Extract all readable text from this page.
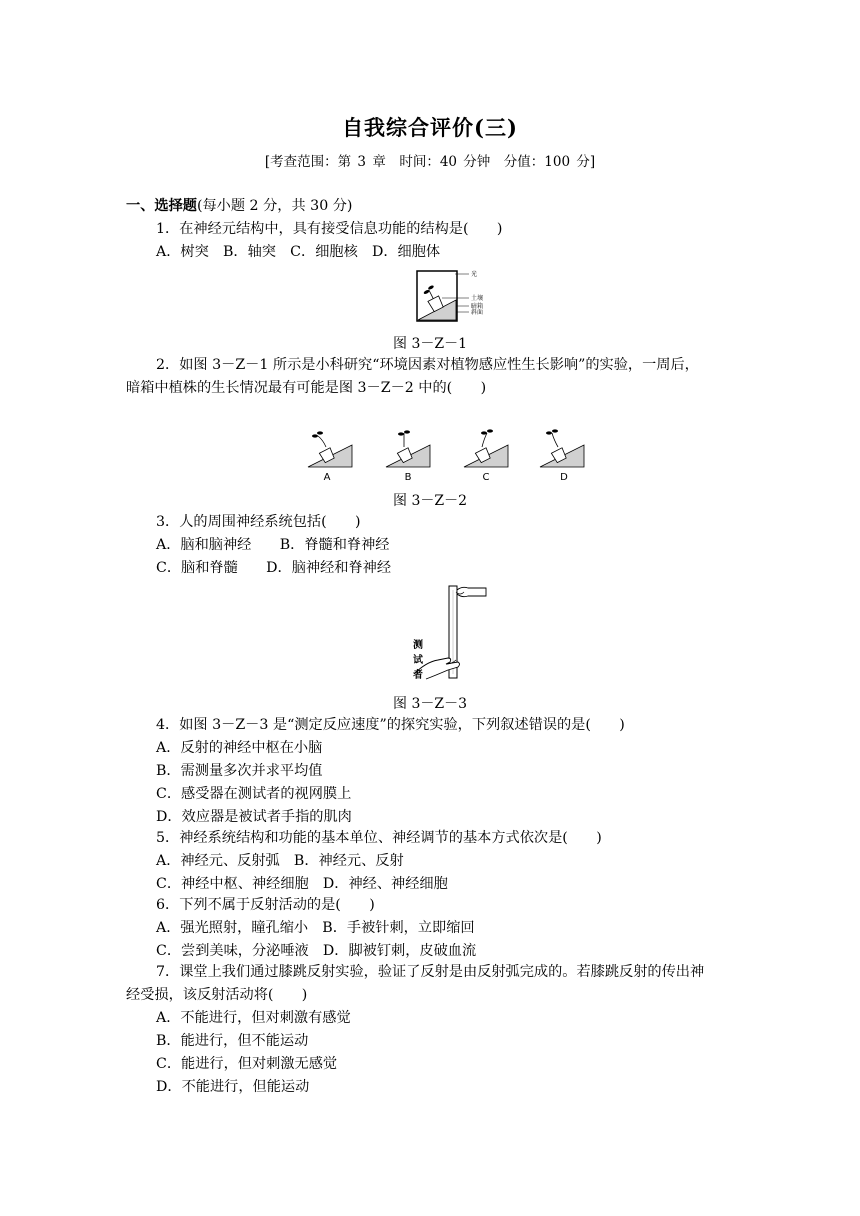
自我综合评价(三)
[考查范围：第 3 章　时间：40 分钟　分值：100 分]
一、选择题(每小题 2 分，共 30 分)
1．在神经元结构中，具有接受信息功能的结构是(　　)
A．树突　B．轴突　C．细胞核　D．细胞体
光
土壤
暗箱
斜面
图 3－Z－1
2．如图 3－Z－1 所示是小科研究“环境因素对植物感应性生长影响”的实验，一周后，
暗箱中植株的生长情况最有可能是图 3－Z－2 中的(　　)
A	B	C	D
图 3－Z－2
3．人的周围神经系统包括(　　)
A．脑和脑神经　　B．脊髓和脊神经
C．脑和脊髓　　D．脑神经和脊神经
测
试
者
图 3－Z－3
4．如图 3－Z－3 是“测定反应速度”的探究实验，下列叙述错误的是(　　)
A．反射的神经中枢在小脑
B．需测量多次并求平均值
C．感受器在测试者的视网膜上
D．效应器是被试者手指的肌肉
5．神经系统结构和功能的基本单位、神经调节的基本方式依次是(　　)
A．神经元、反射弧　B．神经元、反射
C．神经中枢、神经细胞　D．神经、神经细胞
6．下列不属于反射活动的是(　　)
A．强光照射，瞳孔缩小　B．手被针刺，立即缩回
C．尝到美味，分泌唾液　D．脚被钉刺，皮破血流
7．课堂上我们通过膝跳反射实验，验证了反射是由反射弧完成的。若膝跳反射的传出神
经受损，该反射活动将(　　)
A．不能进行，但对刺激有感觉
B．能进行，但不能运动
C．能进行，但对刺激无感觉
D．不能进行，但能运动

==============================

== Stated problem ==
Replicate the material above verbatim; images stay out of the copy.

== Response for this exercise ==
Extract all readable text from this page.
自我综合评价(三)
[考查范围：第 3 章　时间：40 分钟　分值：100 分]
一、选择题(每小题 2 分，共 30 分)
1．在神经元结构中，具有接受信息功能的结构是(　　)
A．树突　B．轴突　C．细胞核　D．细胞体
光
土壤
暗箱
斜面
图 3－Z－1
2．如图 3－Z－1 所示是小科研究“环境因素对植物感应性生长影响”的实验，一周后，
暗箱中植株的生长情况最有可能是图 3－Z－2 中的(　　)
A	B	C	D
图 3－Z－2
3．人的周围神经系统包括(　　)
A．脑和脑神经　　B．脊髓和脊神经
C．脑和脊髓　　D．脑神经和脊神经
测
试
者
图 3－Z－3
4．如图 3－Z－3 是“测定反应速度”的探究实验，下列叙述错误的是(　　)
A．反射的神经中枢在小脑
B．需测量多次并求平均值
C．感受器在测试者的视网膜上
D．效应器是被试者手指的肌肉
5．神经系统结构和功能的基本单位、神经调节的基本方式依次是(　　)
A．神经元、反射弧　B．神经元、反射
C．神经中枢、神经细胞　D．神经、神经细胞
6．下列不属于反射活动的是(　　)
A．强光照射，瞳孔缩小　B．手被针刺，立即缩回
C．尝到美味，分泌唾液　D．脚被钉刺，皮破血流
7．课堂上我们通过膝跳反射实验，验证了反射是由反射弧完成的。若膝跳反射的传出神
经受损，该反射活动将(　　)
A．不能进行，但对刺激有感觉
B．能进行，但不能运动
C．能进行，但对刺激无感觉
D．不能进行，但能运动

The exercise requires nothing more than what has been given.